[Data entries for graphics]
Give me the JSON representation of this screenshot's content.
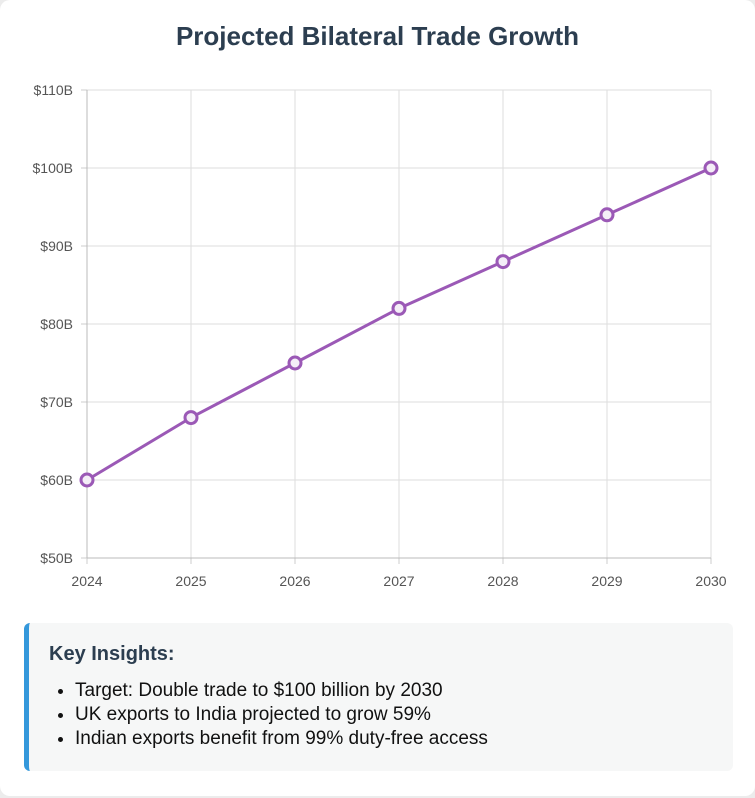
{
  "title": "Projected Bilateral Trade Growth",
  "chart_data": {
    "type": "line",
    "title": "Projected Bilateral Trade Growth",
    "x": [
      "2024",
      "2025",
      "2026",
      "2027",
      "2028",
      "2029",
      "2030"
    ],
    "y_ticks": [
      "$50B",
      "$60B",
      "$70B",
      "$80B",
      "$90B",
      "$100B",
      "$110B"
    ],
    "ylim": [
      50,
      110
    ],
    "grid": true,
    "series": [
      {
        "values": [
          60,
          68,
          75,
          82,
          88,
          94,
          100
        ],
        "color": "#9b59b6"
      }
    ]
  },
  "insights": {
    "heading": "Key Insights:",
    "items": [
      "Target: Double trade to $100 billion by 2030",
      "UK exports to India projected to grow 59%",
      "Indian exports benefit from 99% duty-free access"
    ],
    "accent_color": "#3498db"
  }
}
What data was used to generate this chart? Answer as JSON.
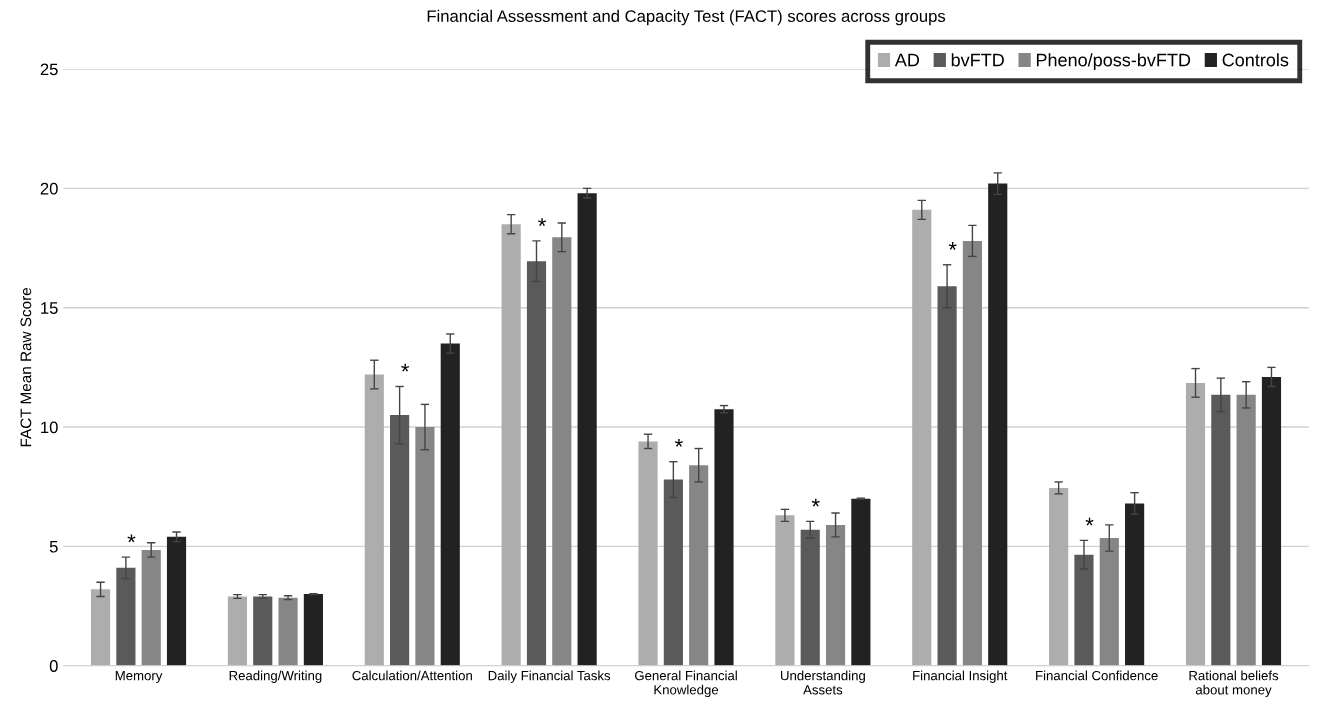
{
  "chart_data": {
    "type": "bar",
    "title": "Financial Assessment and Capacity Test (FACT) scores across groups",
    "ylabel": "FACT Mean Raw Score",
    "categories": [
      "Memory",
      "Reading/Writing",
      "Calculation/Attention",
      "Daily Financial Tasks",
      "General Financial\nKnowledge",
      "Understanding\nAssets",
      "Financial Insight",
      "Financial Confidence",
      "Rational beliefs\nabout money"
    ],
    "series": [
      {
        "name": "AD",
        "color": "#adadad",
        "values": [
          3.2,
          2.9,
          12.2,
          18.5,
          9.4,
          6.3,
          19.1,
          7.45,
          11.85
        ],
        "errors": [
          0.3,
          0.08,
          0.6,
          0.4,
          0.3,
          0.25,
          0.4,
          0.25,
          0.6
        ]
      },
      {
        "name": "bvFTD",
        "color": "#5a5a5a",
        "values": [
          4.1,
          2.9,
          10.5,
          16.95,
          7.8,
          5.7,
          15.9,
          4.65,
          11.35
        ],
        "errors": [
          0.45,
          0.08,
          1.2,
          0.85,
          0.75,
          0.35,
          0.9,
          0.6,
          0.7
        ],
        "value_labels": [
          "*",
          null,
          "*",
          "*",
          "*",
          "*",
          "*",
          "*",
          null
        ]
      },
      {
        "name": "Pheno/poss-bvFTD",
        "color": "#868686",
        "values": [
          4.85,
          2.85,
          10.0,
          17.95,
          8.4,
          5.9,
          17.8,
          5.35,
          11.35
        ],
        "errors": [
          0.3,
          0.08,
          0.95,
          0.6,
          0.7,
          0.5,
          0.65,
          0.55,
          0.55
        ]
      },
      {
        "name": "Controls",
        "color": "#222222",
        "values": [
          5.4,
          3.0,
          13.5,
          19.8,
          10.75,
          7.0,
          20.2,
          6.8,
          12.1
        ],
        "errors": [
          0.2,
          0.02,
          0.4,
          0.2,
          0.15,
          0.02,
          0.45,
          0.45,
          0.4
        ]
      }
    ],
    "ylim": [
      0,
      25
    ],
    "yticks": [
      0,
      5,
      10,
      15,
      20,
      25
    ],
    "grid": "y",
    "legend": "top right"
  }
}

**Your task**
Without the pictures, extract every entry verbatim.

**Output for this exercise**
Give me the JSON representation of this screenshot's content.
{
  "title": "Projected Bilateral Trade Growth",
  "chart_data": {
    "type": "line",
    "title": "Projected Bilateral Trade Growth",
    "x": [
      "2024",
      "2025",
      "2026",
      "2027",
      "2028",
      "2029",
      "2030"
    ],
    "y_ticks": [
      "$50B",
      "$60B",
      "$70B",
      "$80B",
      "$90B",
      "$100B",
      "$110B"
    ],
    "ylim": [
      50,
      110
    ],
    "grid": true,
    "series": [
      {
        "values": [
          60,
          68,
          75,
          82,
          88,
          94,
          100
        ],
        "color": "#9b59b6"
      }
    ]
  },
  "insights": {
    "heading": "Key Insights:",
    "items": [
      "Target: Double trade to $100 billion by 2030",
      "UK exports to India projected to grow 59%",
      "Indian exports benefit from 99% duty-free access"
    ],
    "accent_color": "#3498db"
  }
}
What data was used to generate this chart? Answer as JSON.
{
  "chart_data": {
    "type": "bar",
    "title": "Financial Assessment and Capacity Test (FACT) scores across groups",
    "ylabel": "FACT Mean Raw Score",
    "categories": [
      "Memory",
      "Reading/Writing",
      "Calculation/Attention",
      "Daily Financial Tasks",
      "General Financial\nKnowledge",
      "Understanding\nAssets",
      "Financial Insight",
      "Financial Confidence",
      "Rational beliefs\nabout money"
    ],
    "series": [
      {
        "name": "AD",
        "color": "#adadad",
        "values": [
          3.2,
          2.9,
          12.2,
          18.5,
          9.4,
          6.3,
          19.1,
          7.45,
          11.85
        ],
        "errors": [
          0.3,
          0.08,
          0.6,
          0.4,
          0.3,
          0.25,
          0.4,
          0.25,
          0.6
        ]
      },
      {
        "name": "bvFTD",
        "color": "#5a5a5a",
        "values": [
          4.1,
          2.9,
          10.5,
          16.95,
          7.8,
          5.7,
          15.9,
          4.65,
          11.35
        ],
        "errors": [
          0.45,
          0.08,
          1.2,
          0.85,
          0.75,
          0.35,
          0.9,
          0.6,
          0.7
        ],
        "value_labels": [
          "*",
          null,
          "*",
          "*",
          "*",
          "*",
          "*",
          "*",
          null
        ]
      },
      {
        "name": "Pheno/poss-bvFTD",
        "color": "#868686",
        "values": [
          4.85,
          2.85,
          10.0,
          17.95,
          8.4,
          5.9,
          17.8,
          5.35,
          11.35
        ],
        "errors": [
          0.3,
          0.08,
          0.95,
          0.6,
          0.7,
          0.5,
          0.65,
          0.55,
          0.55
        ]
      },
      {
        "name": "Controls",
        "color": "#222222",
        "values": [
          5.4,
          3.0,
          13.5,
          19.8,
          10.75,
          7.0,
          20.2,
          6.8,
          12.1
        ],
        "errors": [
          0.2,
          0.02,
          0.4,
          0.2,
          0.15,
          0.02,
          0.45,
          0.45,
          0.4
        ]
      }
    ],
    "ylim": [
      0,
      25
    ],
    "yticks": [
      0,
      5,
      10,
      15,
      20,
      25
    ],
    "grid": "y",
    "legend": "top right"
  }
}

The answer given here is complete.